— Brief —
Quote every line of the data below as it stands, omitting pictures.

— Records supplied —
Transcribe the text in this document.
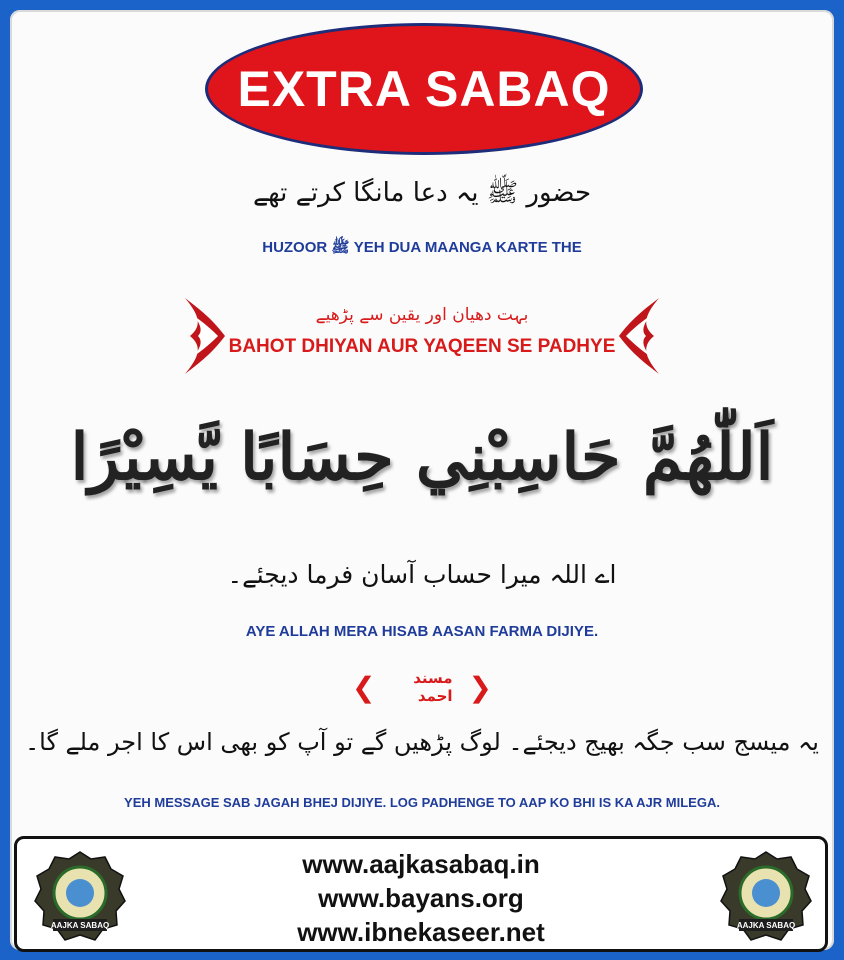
EXTRA SABAQ
حضور ﷺ یہ دعا مانگا کرتے تھے
HUZOOR ﷺ YEH DUA MAANGA KARTE THE
بہت دھیان اور یقین سے پڑھیے
BAHOT DHIYAN AUR YAQEEN SE PADHYE
اَللّٰهُمَّ حَاسِبْنِي حِسَابًا يَّسِيْرًا
اے اللہ میرا حساب آسان فرما دیجئے۔
AYE ALLAH MERA HISAB AASAN FARMA DIJIYE.
❮	مسند احمد ❯
یہ میسج سب جگہ بھیج دیجئے۔ لوگ پڑھیں گے تو آپ کو بھی اس کا اجر ملے گا۔
YEH MESSAGE SAB JAGAH BHEJ DIJIYE. LOG PADHENGE TO AAP KO BHI IS KA AJR MILEGA.
AAJKA SABAQ
www.aajkasabaq.in
www.bayans.org
www.ibnekaseer.net	AAJKA SABAQ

— Full output —
Transcribe the text in this document.
EXTRA SABAQ
حضور ﷺ یہ دعا مانگا کرتے تھے
HUZOOR ﷺ YEH DUA MAANGA KARTE THE
بہت دھیان اور یقین سے پڑھیے
BAHOT DHIYAN AUR YAQEEN SE PADHYE
اَللّٰهُمَّ حَاسِبْنِي حِسَابًا يَّسِيْرًا
اے اللہ میرا حساب آسان فرما دیجئے۔
AYE ALLAH MERA HISAB AASAN FARMA DIJIYE.
❮	مسند احمد ❯
یہ میسج سب جگہ بھیج دیجئے۔ لوگ پڑھیں گے تو آپ کو بھی اس کا اجر ملے گا۔
YEH MESSAGE SAB JAGAH BHEJ DIJIYE. LOG PADHENGE TO AAP KO BHI IS KA AJR MILEGA.
AAJKA SABAQ
www.aajkasabaq.in
www.bayans.org
www.ibnekaseer.net	AAJKA SABAQ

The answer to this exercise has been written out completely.